__Work required__. Write out the listing exactly as it is given.

Stored entries

▼

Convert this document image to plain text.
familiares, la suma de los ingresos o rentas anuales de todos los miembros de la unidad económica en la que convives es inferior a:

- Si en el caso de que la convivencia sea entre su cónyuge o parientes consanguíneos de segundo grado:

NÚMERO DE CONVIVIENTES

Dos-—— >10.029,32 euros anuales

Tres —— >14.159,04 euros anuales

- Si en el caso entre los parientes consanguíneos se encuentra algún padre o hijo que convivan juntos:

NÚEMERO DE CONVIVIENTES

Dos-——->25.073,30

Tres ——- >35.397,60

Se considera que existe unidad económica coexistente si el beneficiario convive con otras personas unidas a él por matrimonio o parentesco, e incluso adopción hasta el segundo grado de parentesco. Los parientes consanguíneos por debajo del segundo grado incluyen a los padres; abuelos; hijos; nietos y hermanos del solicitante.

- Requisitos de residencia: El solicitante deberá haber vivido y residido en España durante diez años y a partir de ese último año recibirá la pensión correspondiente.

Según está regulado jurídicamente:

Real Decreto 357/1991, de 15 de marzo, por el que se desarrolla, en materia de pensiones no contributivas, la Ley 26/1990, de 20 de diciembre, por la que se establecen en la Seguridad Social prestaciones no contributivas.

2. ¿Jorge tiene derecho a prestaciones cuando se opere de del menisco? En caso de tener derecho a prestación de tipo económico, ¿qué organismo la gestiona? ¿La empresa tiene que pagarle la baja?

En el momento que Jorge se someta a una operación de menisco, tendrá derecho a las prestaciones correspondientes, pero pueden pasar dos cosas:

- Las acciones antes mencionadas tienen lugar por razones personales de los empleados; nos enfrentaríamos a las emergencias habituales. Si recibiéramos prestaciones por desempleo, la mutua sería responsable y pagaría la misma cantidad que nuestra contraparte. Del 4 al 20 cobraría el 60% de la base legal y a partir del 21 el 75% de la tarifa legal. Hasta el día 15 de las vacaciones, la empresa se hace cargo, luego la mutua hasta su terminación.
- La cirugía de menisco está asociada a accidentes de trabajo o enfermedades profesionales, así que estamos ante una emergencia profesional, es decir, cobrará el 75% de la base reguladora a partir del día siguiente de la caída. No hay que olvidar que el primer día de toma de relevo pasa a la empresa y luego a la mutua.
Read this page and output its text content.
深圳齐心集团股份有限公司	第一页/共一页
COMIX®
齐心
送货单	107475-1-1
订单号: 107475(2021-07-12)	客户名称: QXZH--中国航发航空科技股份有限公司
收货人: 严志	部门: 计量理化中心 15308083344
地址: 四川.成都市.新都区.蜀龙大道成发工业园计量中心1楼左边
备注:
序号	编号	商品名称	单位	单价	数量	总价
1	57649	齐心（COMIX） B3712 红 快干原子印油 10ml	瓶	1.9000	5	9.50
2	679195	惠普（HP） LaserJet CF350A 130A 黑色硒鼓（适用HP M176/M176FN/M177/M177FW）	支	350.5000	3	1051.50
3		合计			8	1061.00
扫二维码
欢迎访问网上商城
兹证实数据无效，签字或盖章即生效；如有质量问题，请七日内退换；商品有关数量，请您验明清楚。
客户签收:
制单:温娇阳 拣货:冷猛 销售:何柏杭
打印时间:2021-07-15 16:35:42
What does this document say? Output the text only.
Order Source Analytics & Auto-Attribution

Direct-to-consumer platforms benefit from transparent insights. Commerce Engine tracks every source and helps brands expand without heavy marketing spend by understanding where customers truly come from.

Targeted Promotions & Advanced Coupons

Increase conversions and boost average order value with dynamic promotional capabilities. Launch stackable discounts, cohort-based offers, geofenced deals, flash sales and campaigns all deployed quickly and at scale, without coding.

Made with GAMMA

▲

__Solution to this exercise__.
Convert this document image to plain text.
familiares, la suma de los ingresos o rentas anuales de todos los miembros de la unidad económica en la que convives es inferior a:

- Si en el caso de que la convivencia sea entre su cónyuge o parientes consanguíneos de segundo grado:

NÚMERO DE CONVIVIENTES

Dos-—— >10.029,32 euros anuales

Tres —— >14.159,04 euros anuales

- Si en el caso entre los parientes consanguíneos se encuentra algún padre o hijo que convivan juntos:

NÚEMERO DE CONVIVIENTES

Dos-——->25.073,30

Tres ——- >35.397,60

Se considera que existe unidad económica coexistente si el beneficiario convive con otras personas unidas a él por matrimonio o parentesco, e incluso adopción hasta el segundo grado de parentesco. Los parientes consanguíneos por debajo del segundo grado incluyen a los padres; abuelos; hijos; nietos y hermanos del solicitante.

- Requisitos de residencia: El solicitante deberá haber vivido y residido en España durante diez años y a partir de ese último año recibirá la pensión correspondiente.

Según está regulado jurídicamente:

Real Decreto 357/1991, de 15 de marzo, por el que se desarrolla, en materia de pensiones no contributivas, la Ley 26/1990, de 20 de diciembre, por la que se establecen en la Seguridad Social prestaciones no contributivas.

2. ¿Jorge tiene derecho a prestaciones cuando se opere de del menisco? En caso de tener derecho a prestación de tipo económico, ¿qué organismo la gestiona? ¿La empresa tiene que pagarle la baja?

En el momento que Jorge se someta a una operación de menisco, tendrá derecho a las prestaciones correspondientes, pero pueden pasar dos cosas:

- Las acciones antes mencionadas tienen lugar por razones personales de los empleados; nos enfrentaríamos a las emergencias habituales. Si recibiéramos prestaciones por desempleo, la mutua sería responsable y pagaría la misma cantidad que nuestra contraparte. Del 4 al 20 cobraría el 60% de la base legal y a partir del 21 el 75% de la tarifa legal. Hasta el día 15 de las vacaciones, la empresa se hace cargo, luego la mutua hasta su terminación.
- La cirugía de menisco está asociada a accidentes de trabajo o enfermedades profesionales, así que estamos ante una emergencia profesional, es decir, cobrará el 75% de la base reguladora a partir del día siguiente de la caída. No hay que olvidar que el primer día de toma de relevo pasa a la empresa y luego a la mutua.
Read this page and output its text content.
深圳齐心集团股份有限公司	第一页/共一页
COMIX®
齐心
送货单	107475-1-1
订单号: 107475(2021-07-12)	客户名称: QXZH--中国航发航空科技股份有限公司
收货人: 严志	部门: 计量理化中心 15308083344
地址: 四川.成都市.新都区.蜀龙大道成发工业园计量中心1楼左边
备注:
序号	编号	商品名称	单位	单价	数量	总价
1	57649	齐心（COMIX） B3712 红 快干原子印油 10ml	瓶	1.9000	5	9.50
2	679195	惠普（HP） LaserJet CF350A 130A 黑色硒鼓（适用HP M176/M176FN/M177/M177FW）	支	350.5000	3	1051.50
3		合计			8	1061.00
扫二维码
欢迎访问网上商城
兹证实数据无效，签字或盖章即生效；如有质量问题，请七日内退换；商品有关数量，请您验明清楚。
客户签收:
制单:温娇阳 拣货:冷猛 销售:何柏杭
打印时间:2021-07-15 16:35:42
What does this document say? Output the text only.
Order Source Analytics & Auto-Attribution

Direct-to-consumer platforms benefit from transparent insights. Commerce Engine tracks every source and helps brands expand without heavy marketing spend by understanding where customers truly come from.

Targeted Promotions & Advanced Coupons

Increase conversions and boost average order value with dynamic promotional capabilities. Launch stackable discounts, cohort-based offers, geofenced deals, flash sales and campaigns all deployed quickly and at scale, without coding.

Made with GAMMA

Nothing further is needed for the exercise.